TASK TO CARRY OUT
Report how many lines contain "Standard". The answer is a single number.

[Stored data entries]
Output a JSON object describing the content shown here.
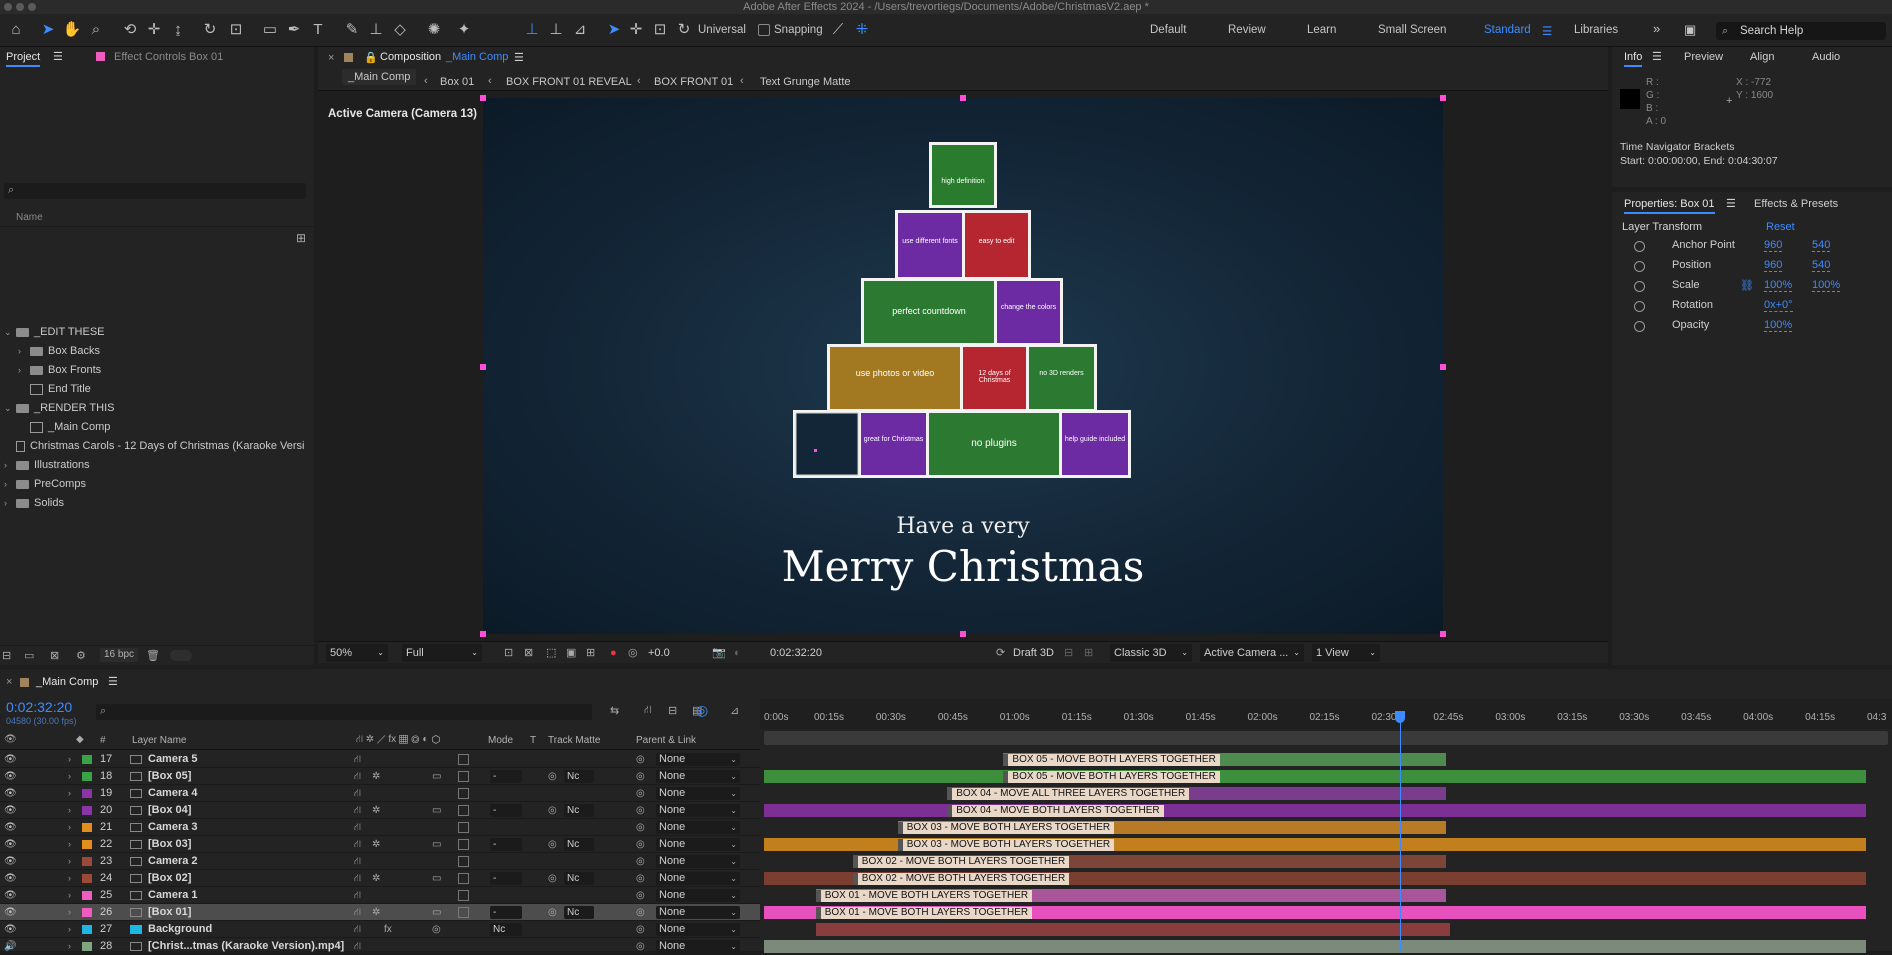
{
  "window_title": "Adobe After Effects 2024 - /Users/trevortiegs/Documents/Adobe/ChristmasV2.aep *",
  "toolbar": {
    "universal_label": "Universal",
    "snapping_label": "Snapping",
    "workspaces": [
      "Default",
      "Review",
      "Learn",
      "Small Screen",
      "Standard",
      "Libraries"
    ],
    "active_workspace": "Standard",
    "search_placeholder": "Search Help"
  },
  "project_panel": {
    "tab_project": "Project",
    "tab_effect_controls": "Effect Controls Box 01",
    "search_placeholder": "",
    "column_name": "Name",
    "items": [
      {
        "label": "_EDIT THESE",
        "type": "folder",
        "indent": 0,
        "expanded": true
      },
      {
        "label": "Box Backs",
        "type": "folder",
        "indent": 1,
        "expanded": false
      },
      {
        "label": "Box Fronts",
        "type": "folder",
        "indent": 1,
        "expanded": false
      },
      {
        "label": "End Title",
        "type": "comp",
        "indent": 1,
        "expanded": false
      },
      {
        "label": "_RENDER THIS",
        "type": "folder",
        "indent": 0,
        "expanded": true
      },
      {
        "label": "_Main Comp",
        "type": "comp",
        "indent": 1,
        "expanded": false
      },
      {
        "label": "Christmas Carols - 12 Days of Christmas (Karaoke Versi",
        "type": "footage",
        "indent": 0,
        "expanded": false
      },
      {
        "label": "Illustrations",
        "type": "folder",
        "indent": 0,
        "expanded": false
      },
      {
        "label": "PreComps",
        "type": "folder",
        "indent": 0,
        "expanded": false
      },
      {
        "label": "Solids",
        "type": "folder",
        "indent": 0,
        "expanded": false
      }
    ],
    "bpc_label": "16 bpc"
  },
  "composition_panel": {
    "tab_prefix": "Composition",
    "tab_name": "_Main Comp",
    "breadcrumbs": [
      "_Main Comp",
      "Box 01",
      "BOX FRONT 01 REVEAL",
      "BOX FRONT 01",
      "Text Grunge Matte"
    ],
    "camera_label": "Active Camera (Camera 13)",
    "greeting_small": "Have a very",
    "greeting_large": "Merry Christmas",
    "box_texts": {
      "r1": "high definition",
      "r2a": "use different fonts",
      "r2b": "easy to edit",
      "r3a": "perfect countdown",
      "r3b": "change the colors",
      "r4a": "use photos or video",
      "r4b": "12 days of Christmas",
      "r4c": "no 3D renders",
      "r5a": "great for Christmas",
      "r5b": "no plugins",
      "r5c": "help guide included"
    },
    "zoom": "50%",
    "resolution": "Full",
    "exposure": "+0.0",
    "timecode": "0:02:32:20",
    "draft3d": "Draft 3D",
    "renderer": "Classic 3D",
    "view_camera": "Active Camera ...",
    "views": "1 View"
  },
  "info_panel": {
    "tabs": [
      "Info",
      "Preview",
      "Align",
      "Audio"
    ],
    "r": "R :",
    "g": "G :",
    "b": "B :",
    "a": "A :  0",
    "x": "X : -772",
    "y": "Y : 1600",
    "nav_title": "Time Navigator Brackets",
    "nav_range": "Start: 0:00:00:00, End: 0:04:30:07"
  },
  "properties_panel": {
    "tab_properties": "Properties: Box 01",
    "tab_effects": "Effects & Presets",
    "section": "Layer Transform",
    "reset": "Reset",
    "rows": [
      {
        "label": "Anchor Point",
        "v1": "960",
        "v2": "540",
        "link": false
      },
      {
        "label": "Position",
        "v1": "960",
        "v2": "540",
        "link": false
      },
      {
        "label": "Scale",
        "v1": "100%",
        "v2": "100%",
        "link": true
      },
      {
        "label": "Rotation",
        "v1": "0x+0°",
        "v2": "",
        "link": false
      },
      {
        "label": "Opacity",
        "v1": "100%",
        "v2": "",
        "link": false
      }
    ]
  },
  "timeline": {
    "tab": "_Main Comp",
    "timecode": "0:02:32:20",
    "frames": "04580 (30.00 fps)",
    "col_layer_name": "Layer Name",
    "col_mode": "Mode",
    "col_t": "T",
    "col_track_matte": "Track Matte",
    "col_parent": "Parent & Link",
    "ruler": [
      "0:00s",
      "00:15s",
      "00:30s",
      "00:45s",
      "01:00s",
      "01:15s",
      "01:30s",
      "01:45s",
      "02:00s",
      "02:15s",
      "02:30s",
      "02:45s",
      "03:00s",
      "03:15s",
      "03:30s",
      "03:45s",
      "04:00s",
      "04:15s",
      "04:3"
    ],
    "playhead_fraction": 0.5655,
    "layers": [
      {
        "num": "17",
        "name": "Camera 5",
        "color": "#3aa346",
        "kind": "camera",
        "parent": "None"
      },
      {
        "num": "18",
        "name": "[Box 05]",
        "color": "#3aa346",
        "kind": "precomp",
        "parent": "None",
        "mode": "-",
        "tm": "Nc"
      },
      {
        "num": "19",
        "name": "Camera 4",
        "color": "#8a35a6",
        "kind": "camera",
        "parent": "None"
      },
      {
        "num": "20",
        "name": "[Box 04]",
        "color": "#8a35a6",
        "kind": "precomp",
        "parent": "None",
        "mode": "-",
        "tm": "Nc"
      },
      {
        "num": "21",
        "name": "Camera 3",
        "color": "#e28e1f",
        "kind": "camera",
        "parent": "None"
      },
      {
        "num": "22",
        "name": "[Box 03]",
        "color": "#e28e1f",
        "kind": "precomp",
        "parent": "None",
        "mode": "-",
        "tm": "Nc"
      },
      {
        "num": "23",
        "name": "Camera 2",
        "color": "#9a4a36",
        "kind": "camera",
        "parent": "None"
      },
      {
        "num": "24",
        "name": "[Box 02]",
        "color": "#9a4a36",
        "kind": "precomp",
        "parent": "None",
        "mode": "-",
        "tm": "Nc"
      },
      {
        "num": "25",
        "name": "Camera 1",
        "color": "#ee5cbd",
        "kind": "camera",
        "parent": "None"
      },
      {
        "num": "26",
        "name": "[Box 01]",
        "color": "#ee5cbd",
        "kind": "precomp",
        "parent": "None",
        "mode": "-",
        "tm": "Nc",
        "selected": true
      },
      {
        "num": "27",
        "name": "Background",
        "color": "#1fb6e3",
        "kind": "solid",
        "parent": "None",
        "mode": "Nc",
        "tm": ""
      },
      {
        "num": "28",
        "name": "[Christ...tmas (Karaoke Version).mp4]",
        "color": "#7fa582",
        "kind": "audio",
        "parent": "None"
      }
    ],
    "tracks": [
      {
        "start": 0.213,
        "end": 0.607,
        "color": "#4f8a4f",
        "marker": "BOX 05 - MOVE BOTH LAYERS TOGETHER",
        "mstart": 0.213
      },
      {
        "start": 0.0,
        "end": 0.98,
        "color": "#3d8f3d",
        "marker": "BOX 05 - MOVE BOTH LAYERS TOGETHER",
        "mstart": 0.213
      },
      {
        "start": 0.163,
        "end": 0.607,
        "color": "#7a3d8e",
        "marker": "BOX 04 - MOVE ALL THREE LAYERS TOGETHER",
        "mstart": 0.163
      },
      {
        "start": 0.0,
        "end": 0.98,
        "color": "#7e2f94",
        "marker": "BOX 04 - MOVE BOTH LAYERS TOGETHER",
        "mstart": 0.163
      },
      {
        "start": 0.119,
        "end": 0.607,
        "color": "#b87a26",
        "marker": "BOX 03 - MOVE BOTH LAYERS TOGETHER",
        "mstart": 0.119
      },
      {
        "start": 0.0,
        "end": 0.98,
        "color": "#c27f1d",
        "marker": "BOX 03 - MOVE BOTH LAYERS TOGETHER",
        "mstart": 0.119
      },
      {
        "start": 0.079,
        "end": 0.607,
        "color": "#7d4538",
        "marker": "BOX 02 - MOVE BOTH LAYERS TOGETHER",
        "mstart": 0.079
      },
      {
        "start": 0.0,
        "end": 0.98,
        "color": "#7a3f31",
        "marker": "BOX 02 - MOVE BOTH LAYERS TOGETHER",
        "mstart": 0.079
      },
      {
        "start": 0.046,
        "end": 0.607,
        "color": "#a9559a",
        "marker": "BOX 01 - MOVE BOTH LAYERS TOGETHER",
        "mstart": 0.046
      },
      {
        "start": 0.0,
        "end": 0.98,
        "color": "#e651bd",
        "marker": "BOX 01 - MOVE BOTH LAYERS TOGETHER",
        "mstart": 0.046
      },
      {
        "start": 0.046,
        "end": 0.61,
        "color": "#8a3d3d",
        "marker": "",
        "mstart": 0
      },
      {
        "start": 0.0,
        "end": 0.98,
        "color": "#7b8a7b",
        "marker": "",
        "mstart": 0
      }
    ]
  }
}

SOLUTION FOR THIS TASK
2